-------- Task data

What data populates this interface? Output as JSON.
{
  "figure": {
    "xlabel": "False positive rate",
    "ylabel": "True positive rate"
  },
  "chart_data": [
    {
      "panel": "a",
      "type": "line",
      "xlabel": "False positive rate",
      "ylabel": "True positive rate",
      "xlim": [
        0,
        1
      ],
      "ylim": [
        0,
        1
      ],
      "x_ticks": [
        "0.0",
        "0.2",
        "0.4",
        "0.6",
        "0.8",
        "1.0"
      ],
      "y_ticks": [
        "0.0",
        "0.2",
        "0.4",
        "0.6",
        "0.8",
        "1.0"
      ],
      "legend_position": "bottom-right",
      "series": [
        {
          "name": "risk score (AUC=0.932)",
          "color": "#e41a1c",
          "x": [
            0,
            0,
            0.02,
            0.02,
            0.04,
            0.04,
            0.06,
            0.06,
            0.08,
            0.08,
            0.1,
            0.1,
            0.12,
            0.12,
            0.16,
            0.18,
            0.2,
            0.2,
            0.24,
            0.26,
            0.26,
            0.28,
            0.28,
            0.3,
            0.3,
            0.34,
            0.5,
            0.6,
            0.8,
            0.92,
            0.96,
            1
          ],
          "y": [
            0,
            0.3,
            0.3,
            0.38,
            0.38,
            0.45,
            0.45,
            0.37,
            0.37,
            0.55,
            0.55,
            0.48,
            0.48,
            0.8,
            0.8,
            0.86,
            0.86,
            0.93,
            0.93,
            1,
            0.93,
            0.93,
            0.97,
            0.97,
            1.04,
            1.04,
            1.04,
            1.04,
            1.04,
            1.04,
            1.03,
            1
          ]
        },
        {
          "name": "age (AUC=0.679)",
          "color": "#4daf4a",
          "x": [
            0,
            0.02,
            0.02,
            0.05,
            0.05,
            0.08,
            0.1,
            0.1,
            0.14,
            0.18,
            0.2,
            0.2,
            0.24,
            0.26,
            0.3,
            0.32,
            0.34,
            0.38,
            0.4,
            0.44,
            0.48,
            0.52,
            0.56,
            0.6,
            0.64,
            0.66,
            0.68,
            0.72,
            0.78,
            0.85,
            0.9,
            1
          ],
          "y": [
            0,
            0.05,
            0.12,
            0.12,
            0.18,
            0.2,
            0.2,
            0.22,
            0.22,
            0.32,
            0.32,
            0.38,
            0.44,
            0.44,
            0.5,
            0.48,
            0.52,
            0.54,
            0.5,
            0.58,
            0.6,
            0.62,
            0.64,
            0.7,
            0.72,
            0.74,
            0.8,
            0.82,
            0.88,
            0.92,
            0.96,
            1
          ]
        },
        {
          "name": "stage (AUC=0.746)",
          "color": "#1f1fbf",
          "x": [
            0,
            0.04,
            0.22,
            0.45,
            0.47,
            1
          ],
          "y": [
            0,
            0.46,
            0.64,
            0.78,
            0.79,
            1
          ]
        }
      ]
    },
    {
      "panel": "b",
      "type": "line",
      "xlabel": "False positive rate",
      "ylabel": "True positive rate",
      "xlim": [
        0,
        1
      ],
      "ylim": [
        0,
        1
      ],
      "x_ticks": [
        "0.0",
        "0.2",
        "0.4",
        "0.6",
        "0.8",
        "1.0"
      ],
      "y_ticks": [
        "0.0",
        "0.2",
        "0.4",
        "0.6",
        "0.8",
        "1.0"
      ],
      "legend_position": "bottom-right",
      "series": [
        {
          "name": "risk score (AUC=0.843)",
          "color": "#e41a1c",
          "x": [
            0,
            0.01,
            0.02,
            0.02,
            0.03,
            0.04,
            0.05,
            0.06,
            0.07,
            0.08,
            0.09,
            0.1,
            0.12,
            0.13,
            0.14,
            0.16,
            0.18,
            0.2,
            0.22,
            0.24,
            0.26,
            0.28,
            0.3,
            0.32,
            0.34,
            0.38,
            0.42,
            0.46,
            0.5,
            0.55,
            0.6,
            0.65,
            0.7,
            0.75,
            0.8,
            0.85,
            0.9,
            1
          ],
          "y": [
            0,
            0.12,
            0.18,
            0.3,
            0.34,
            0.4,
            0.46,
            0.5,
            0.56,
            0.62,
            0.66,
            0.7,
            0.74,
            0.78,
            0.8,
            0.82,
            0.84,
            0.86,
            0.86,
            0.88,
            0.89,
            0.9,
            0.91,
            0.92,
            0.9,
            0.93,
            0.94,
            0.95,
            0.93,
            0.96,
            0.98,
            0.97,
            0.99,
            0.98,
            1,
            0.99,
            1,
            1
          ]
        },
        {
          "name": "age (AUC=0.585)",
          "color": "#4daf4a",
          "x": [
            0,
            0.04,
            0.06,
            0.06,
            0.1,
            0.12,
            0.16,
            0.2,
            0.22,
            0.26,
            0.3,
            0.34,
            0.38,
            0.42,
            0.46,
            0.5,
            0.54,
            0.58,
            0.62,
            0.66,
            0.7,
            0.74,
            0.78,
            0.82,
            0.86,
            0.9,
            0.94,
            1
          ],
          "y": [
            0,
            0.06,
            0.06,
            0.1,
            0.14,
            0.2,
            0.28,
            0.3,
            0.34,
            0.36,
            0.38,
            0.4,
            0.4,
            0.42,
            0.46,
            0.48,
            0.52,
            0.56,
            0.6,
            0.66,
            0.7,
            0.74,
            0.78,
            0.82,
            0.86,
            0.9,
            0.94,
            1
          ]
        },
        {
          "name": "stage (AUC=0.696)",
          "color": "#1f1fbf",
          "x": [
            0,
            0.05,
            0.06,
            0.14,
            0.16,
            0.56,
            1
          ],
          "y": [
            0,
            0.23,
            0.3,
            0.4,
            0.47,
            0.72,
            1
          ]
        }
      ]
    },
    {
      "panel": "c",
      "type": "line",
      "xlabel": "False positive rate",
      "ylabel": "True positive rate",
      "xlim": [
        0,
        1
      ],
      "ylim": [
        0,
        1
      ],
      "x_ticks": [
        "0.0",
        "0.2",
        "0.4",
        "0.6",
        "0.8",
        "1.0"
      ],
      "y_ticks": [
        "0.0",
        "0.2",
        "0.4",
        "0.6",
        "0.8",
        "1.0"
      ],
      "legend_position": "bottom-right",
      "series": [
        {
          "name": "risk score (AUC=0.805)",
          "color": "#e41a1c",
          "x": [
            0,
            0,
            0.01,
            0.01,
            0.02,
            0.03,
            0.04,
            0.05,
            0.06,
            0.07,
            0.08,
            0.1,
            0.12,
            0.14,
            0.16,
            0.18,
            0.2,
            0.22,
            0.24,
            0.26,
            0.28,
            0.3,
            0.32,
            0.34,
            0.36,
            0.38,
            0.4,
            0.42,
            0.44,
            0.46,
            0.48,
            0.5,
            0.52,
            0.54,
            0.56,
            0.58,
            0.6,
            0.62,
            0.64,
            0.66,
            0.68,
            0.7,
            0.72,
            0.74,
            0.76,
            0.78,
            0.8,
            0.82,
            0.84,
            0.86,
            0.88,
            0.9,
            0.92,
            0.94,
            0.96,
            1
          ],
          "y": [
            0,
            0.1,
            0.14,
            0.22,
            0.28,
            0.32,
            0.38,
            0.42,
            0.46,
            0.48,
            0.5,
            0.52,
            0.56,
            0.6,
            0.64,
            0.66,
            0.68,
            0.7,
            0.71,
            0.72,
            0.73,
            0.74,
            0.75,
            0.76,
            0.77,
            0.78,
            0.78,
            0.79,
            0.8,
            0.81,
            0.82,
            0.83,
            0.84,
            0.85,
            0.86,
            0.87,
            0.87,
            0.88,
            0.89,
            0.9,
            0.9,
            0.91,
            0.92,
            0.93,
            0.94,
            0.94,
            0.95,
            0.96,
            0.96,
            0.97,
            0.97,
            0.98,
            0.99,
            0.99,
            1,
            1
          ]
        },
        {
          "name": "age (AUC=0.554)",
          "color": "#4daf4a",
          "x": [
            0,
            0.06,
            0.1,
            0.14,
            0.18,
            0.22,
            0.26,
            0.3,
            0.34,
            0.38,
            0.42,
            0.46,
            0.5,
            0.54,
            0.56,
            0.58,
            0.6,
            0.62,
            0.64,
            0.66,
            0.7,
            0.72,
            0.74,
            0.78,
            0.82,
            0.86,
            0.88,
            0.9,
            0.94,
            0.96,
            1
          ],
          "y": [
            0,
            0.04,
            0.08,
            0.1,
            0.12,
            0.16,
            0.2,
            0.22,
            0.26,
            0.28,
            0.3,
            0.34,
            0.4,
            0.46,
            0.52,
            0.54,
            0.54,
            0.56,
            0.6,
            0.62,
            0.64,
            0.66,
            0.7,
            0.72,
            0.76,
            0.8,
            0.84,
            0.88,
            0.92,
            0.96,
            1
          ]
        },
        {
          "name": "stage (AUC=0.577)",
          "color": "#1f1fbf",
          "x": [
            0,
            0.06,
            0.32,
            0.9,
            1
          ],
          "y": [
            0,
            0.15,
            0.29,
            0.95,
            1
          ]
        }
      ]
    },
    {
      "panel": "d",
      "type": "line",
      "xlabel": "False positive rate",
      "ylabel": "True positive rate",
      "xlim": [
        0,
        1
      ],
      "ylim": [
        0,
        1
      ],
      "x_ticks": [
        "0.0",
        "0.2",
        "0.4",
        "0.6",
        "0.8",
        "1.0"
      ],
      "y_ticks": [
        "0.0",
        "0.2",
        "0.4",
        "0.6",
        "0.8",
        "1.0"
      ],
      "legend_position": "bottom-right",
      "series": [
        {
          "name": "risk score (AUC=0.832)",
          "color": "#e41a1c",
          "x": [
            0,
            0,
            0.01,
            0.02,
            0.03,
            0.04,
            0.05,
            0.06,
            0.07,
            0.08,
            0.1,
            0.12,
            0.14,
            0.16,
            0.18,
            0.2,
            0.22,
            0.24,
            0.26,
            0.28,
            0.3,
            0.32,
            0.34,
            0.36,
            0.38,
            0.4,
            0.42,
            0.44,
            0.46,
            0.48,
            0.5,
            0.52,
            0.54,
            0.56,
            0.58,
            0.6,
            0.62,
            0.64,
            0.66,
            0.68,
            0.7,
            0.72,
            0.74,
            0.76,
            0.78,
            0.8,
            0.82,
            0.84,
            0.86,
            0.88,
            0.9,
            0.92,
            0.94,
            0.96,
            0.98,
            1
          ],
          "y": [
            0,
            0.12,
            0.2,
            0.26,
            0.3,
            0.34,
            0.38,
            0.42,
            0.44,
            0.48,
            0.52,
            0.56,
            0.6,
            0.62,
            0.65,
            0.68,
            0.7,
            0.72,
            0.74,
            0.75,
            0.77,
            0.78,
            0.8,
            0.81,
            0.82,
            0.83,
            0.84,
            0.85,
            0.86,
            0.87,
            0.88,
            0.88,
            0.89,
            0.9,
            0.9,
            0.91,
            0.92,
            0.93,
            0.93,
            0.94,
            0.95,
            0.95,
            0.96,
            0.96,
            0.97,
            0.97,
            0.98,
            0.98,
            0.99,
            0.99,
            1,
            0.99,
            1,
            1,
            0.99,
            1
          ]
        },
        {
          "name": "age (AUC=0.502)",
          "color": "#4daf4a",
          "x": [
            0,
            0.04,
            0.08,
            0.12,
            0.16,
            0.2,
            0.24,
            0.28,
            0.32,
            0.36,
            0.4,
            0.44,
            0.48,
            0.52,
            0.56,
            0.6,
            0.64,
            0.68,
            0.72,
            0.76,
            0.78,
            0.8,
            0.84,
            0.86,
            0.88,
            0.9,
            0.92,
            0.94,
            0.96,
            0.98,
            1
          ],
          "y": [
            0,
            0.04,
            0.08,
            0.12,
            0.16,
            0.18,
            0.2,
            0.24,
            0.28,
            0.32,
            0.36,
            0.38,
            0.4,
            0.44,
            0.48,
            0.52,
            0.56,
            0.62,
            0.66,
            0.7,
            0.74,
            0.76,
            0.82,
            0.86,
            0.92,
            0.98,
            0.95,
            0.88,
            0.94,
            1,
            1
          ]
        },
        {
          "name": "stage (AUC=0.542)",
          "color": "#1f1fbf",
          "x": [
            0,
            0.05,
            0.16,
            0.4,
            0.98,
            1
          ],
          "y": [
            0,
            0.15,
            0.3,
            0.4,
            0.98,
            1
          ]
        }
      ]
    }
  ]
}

----------------

» What to do: Collect the complete line wherever the string "risk" appears in the records.

» Problem solution:
          "name": "risk score (AUC=0.932)",
          "name": "risk score (AUC=0.843)",
          "name": "risk score (AUC=0.805)",
          "name": "risk score (AUC=0.832)",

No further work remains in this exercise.